• **Quoted text**:

The amount you receive in retirement depends directly on how much you earned and how long you contributed. High earners who contributed at the maximum rate for most of their careers will receive close to the maximum CPP. Canadians with lower or interrupted earnings histories will receive less. Many Canadians receive somewhere between the average and the maximum.

For 2026, the maximum monthly CPP retirement pension at age 65 is $1,507.65. The average for new beneficiaries starting at 65 in January 2026 is $925.35 per month.

You can start CPP as early as 60 with a permanent reduction of 0.6% per month before 65, or defer it up to age 70 for a permanent increase of 0.7% per month after 65. Deferring to 70 results in a payment that is 42% higher than the standard age-65 amount.

CPP also provides disability, survivor, children’s, and death benefits. It is not only a retirement program. We cover CPP in full detail in What Is CPP and How Much Will You Actually Get?

OAS Canada: Payment Amounts and How It Works

OAS Canada provides a monthly pension funded by general federal tax revenues and paid to most Canadians aged 65 and older. You do not contribute to it directly. There is no OAS deduction on your pay stub. Eligibility is based entirely on how long you have lived in Canada after turning 18.

To receive the full OAS pension, you need 40 years of Canadian residence after age 18. If you have between 10 and 39 years of residence, you receive a partial pension proportional to your years in Canada. If you have fewer than 10 years, you do not qualify at all, although Canada’s social security agreements with other countries may allow foreign periods of residence to count toward that minimum.

For 2026, the maximum monthly OAS pension is $742.31 for seniors aged 65 to 74 and $816.54 for those aged 75 and over. The higher amount for the 75-plus group reflects a permanent 10% increase introduced in July 2022.

OAS is taxable income. For higher-income seniors, the government recovers a portion through the OAS clawback (recovery tax). The clawback begins at $95,323 in net income for 2026 and rises at a rate of 15 cents per dollar above that threshold. For most retirees, the clawback is not a factor, but for those with significant RRIF withdrawals, pension income, or investment income, it is worth planning around.

We cover OAS in full detail in Old Age Security (OAS) and GIS Explained for Canadians.

• **Objective 1**: In the CPP and OAS text, why is the maximum monthly OAS pension higher for seniors aged 75 and over than for those aged 65 to 74? Answer in one to three sentences.

• **Data to use**:
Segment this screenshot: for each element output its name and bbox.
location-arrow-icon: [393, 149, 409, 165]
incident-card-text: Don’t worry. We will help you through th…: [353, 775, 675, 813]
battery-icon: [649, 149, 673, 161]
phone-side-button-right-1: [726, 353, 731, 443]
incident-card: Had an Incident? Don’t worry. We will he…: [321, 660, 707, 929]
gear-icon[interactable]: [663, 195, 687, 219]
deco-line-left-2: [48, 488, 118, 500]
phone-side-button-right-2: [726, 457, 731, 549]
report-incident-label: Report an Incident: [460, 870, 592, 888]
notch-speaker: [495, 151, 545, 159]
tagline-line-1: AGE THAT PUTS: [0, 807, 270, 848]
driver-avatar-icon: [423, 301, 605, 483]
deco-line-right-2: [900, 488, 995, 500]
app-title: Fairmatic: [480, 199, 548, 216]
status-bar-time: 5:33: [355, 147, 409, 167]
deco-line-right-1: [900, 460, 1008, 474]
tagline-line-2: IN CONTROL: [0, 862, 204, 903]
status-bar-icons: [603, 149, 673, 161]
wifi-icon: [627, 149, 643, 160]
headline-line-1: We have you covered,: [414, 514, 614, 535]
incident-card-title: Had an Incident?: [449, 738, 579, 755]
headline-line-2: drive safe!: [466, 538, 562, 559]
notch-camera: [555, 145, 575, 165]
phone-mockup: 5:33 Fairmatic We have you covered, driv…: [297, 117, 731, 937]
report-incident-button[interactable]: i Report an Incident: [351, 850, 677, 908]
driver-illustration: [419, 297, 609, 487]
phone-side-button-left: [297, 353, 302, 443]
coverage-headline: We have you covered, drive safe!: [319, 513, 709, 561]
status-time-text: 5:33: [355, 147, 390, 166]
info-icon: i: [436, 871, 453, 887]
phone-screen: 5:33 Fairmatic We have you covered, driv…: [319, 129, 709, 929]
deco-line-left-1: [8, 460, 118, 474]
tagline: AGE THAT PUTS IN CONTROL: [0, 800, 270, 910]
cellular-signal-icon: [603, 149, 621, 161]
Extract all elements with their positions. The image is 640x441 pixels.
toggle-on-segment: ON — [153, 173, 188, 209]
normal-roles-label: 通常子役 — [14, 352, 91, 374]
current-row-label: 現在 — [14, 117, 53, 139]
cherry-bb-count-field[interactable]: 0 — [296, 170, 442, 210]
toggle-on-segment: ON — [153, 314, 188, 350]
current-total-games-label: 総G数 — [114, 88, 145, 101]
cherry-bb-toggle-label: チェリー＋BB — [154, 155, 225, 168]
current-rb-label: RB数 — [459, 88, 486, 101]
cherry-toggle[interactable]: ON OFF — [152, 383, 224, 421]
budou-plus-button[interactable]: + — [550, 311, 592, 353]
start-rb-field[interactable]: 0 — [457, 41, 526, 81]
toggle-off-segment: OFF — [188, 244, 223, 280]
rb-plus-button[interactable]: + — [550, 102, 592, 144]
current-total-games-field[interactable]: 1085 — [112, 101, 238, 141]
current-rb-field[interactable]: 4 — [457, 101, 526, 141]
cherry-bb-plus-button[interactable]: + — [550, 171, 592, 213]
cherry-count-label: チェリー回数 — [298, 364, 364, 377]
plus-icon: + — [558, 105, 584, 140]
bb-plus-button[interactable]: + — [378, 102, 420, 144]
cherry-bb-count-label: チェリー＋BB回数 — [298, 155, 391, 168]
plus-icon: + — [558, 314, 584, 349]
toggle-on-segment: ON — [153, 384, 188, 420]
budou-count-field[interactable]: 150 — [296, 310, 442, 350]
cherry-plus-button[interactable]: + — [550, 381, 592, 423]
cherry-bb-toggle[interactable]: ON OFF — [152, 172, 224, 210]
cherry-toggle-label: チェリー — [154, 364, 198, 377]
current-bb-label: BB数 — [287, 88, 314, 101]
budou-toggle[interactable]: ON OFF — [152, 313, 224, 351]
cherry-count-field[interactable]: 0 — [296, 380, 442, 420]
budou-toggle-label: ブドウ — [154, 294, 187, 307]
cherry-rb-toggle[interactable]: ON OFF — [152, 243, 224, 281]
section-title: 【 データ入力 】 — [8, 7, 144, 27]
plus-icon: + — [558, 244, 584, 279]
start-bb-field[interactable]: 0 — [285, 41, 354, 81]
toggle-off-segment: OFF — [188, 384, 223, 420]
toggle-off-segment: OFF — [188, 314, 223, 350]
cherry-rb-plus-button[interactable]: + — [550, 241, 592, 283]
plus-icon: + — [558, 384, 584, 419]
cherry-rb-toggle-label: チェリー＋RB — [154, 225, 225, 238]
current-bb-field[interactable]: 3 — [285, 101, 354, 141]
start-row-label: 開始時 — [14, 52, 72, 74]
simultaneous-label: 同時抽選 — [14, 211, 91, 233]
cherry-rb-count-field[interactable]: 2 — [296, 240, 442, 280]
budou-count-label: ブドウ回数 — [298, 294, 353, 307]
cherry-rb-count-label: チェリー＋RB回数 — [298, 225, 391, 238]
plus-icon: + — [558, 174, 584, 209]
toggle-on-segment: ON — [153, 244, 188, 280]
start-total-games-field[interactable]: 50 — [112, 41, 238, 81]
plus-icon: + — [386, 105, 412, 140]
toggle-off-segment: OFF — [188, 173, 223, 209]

• **Objective 2**: Rename "phone-side-button" to "side-key" in the rows, from the start of the rows down to the line containing "cherry-bb-toggle-label: チェリー＋BB —", and reproduce those rows with everything else unchanged.

• **Written solution 1**: The higher maximum for the 75-plus group reflects a permanent 10% increase to OAS that was introduced in July 2022. For 2026, that makes their maximum $816.54 a month, compared with $742.31 for seniors aged 65 to 74.

• **Written solution 2**:
Segment this screenshot: for each element output its name and bbox.
location-arrow-icon: [393, 149, 409, 165]
incident-card-text: Don’t worry. We will help you through th…: [353, 775, 675, 813]
battery-icon: [649, 149, 673, 161]
side-key-right-1: [726, 353, 731, 443]
incident-card: Had an Incident? Don’t worry. We will he…: [321, 660, 707, 929]
gear-icon[interactable]: [663, 195, 687, 219]
deco-line-left-2: [48, 488, 118, 500]
side-key-right-2: [726, 457, 731, 549]
report-incident-label: Report an Incident: [460, 870, 592, 888]
notch-speaker: [495, 151, 545, 159]
tagline-line-1: AGE THAT PUTS: [0, 807, 270, 848]
driver-avatar-icon: [423, 301, 605, 483]
deco-line-right-2: [900, 488, 995, 500]
app-title: Fairmatic: [480, 199, 548, 216]
status-bar-time: 5:33: [355, 147, 409, 167]
deco-line-right-1: [900, 460, 1008, 474]
tagline-line-2: IN CONTROL: [0, 862, 204, 903]
status-bar-icons: [603, 149, 673, 161]
wifi-icon: [627, 149, 643, 160]
headline-line-1: We have you covered,: [414, 514, 614, 535]
incident-card-title: Had an Incident?: [449, 738, 579, 755]
headline-line-2: drive safe!: [466, 538, 562, 559]
notch-camera: [555, 145, 575, 165]
phone-mockup: 5:33 Fairmatic We have you covered, driv…: [297, 117, 731, 937]
report-incident-button[interactable]: i Report an Incident: [351, 850, 677, 908]
driver-illustration: [419, 297, 609, 487]
side-key-left: [297, 353, 302, 443]
coverage-headline: We have you covered, drive safe!: [319, 513, 709, 561]
status-time-text: 5:33: [355, 147, 390, 166]
info-icon: i: [436, 871, 453, 887]
phone-screen: 5:33 Fairmatic We have you covered, driv…: [319, 129, 709, 929]
deco-line-left-1: [8, 460, 118, 474]
tagline: AGE THAT PUTS IN CONTROL: [0, 800, 270, 910]
cellular-signal-icon: [603, 149, 621, 161]
Extract all elements with their positions. The image is 640x441 pixels.
toggle-on-segment: ON — [153, 173, 188, 209]
normal-roles-label: 通常子役 — [14, 352, 91, 374]
current-row-label: 現在 — [14, 117, 53, 139]
cherry-bb-count-field[interactable]: 0 — [296, 170, 442, 210]
toggle-on-segment: ON — [153, 314, 188, 350]
current-total-games-label: 総G数 — [114, 88, 145, 101]
cherry-bb-toggle-label: チェリー＋BB — [154, 155, 225, 168]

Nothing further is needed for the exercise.